Rename "dropdown-option" to "menu-option" in the records, from the first line up to and including the line with "cell-linked-member: [379, 172, 626, 227]", keeping everything else unchanged.

--- Start of Data lines ---

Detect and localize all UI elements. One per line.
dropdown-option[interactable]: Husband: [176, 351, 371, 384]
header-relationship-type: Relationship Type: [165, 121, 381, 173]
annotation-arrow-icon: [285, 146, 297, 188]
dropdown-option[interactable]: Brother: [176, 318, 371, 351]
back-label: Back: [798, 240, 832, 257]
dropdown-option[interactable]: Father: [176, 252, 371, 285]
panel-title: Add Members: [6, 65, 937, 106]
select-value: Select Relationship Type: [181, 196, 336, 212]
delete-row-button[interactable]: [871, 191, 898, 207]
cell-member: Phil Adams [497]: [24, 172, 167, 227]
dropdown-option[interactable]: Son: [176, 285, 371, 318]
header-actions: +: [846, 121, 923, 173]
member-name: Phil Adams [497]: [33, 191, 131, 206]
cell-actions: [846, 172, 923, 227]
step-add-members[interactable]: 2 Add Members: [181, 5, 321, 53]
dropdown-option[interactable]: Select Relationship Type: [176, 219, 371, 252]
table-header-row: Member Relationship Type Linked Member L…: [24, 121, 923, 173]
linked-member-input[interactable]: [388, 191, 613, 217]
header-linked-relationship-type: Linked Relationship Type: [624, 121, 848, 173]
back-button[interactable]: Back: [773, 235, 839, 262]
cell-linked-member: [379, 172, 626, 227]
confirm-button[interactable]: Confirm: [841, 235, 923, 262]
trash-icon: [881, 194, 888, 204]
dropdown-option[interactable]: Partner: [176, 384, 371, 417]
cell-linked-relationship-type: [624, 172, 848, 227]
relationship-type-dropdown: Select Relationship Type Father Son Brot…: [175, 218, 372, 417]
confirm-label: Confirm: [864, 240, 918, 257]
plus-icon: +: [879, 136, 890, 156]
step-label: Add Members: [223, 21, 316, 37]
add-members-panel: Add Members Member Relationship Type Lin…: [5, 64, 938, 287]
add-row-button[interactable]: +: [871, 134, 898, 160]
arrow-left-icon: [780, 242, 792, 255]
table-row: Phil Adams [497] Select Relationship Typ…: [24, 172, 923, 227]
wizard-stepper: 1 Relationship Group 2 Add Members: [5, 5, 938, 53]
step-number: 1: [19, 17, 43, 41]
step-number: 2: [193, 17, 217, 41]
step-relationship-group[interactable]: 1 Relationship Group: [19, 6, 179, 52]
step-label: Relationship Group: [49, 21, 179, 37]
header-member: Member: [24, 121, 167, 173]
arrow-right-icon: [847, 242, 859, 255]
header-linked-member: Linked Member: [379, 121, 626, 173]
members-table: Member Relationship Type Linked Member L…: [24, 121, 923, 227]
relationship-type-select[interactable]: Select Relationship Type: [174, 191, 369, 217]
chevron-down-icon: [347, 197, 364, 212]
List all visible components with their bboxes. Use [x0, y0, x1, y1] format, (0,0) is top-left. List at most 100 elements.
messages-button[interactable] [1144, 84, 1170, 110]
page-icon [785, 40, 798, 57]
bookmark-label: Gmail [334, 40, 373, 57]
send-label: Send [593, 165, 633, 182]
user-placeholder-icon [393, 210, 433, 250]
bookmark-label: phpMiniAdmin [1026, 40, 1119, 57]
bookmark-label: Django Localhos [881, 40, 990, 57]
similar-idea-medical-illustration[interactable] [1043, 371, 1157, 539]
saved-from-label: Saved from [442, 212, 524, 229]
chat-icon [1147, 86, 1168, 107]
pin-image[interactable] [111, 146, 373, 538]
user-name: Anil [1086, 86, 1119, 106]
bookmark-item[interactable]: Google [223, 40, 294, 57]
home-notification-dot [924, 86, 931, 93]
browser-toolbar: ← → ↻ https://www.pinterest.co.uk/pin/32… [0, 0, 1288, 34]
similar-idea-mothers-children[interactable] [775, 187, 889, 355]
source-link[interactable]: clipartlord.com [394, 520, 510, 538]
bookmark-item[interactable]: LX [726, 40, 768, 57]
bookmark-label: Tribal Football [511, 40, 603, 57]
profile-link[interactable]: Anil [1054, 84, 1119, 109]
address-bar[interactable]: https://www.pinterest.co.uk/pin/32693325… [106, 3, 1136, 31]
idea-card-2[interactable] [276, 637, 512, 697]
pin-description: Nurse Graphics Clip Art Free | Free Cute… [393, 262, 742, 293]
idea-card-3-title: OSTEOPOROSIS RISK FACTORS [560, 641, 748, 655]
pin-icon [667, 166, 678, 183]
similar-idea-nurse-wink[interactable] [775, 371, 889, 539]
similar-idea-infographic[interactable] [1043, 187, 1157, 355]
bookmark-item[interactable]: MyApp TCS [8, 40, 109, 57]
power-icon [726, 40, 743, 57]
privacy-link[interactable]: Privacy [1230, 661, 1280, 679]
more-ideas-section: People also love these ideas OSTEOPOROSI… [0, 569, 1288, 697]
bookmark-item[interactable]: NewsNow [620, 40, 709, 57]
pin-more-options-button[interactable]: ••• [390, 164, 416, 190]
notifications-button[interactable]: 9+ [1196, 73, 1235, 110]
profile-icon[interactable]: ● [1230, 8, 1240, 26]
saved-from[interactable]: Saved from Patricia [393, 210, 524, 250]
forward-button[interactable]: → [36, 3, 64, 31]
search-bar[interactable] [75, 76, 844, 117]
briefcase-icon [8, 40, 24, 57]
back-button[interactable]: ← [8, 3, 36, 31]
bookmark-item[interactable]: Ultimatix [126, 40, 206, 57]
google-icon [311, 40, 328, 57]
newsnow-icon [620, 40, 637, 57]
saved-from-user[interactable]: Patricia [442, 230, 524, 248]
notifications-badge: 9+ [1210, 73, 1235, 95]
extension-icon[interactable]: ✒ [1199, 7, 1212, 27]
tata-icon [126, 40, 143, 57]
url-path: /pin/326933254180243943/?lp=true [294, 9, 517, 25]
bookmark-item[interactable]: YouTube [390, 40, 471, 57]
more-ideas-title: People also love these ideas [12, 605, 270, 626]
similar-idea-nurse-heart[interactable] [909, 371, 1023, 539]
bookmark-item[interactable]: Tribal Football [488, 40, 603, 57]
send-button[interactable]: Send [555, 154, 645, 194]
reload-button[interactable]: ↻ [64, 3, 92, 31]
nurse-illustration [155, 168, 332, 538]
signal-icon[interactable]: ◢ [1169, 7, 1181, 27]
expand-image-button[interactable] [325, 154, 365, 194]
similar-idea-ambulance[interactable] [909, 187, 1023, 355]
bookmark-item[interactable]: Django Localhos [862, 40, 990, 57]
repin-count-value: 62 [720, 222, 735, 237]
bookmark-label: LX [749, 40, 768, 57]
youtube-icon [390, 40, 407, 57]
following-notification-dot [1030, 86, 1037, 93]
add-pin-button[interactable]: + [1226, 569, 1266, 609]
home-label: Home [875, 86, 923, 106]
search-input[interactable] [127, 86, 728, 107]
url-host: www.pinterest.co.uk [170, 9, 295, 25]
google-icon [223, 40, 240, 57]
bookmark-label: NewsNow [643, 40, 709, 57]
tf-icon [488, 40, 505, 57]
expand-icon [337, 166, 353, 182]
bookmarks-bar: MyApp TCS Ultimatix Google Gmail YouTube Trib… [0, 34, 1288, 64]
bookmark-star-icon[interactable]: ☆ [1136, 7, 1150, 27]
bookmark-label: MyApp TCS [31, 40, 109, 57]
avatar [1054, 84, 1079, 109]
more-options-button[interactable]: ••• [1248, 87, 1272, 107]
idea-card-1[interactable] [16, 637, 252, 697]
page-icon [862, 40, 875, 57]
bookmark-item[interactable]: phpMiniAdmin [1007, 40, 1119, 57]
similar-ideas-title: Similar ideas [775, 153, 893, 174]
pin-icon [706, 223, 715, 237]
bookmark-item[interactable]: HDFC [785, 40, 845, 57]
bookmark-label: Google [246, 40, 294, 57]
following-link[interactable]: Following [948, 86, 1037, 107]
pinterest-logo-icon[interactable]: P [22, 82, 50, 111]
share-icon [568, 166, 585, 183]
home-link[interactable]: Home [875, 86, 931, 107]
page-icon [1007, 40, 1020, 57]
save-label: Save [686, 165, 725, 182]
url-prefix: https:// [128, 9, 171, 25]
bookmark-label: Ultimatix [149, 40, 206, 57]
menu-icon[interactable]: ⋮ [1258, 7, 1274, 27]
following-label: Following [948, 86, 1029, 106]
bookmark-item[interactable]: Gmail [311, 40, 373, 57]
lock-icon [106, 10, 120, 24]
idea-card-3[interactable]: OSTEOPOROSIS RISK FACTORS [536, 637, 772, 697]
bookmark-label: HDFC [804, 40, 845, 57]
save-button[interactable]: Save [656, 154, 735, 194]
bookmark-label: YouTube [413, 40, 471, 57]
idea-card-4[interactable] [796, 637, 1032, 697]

--- End of Data lines ---

→ **Result below**
Detect and localize all UI elements. One per line.
menu-option[interactable]: Husband: [176, 351, 371, 384]
header-relationship-type: Relationship Type: [165, 121, 381, 173]
annotation-arrow-icon: [285, 146, 297, 188]
menu-option[interactable]: Brother: [176, 318, 371, 351]
back-label: Back: [798, 240, 832, 257]
menu-option[interactable]: Father: [176, 252, 371, 285]
panel-title: Add Members: [6, 65, 937, 106]
select-value: Select Relationship Type: [181, 196, 336, 212]
delete-row-button[interactable]: [871, 191, 898, 207]
cell-member: Phil Adams [497]: [24, 172, 167, 227]
menu-option[interactable]: Son: [176, 285, 371, 318]
header-actions: +: [846, 121, 923, 173]
member-name: Phil Adams [497]: [33, 191, 131, 206]
cell-actions: [846, 172, 923, 227]
step-add-members[interactable]: 2 Add Members: [181, 5, 321, 53]
menu-option[interactable]: Select Relationship Type: [176, 219, 371, 252]
table-header-row: Member Relationship Type Linked Member L…: [24, 121, 923, 173]
linked-member-input[interactable]: [388, 191, 613, 217]
header-linked-relationship-type: Linked Relationship Type: [624, 121, 848, 173]
back-button[interactable]: Back: [773, 235, 839, 262]
cell-linked-member: [379, 172, 626, 227]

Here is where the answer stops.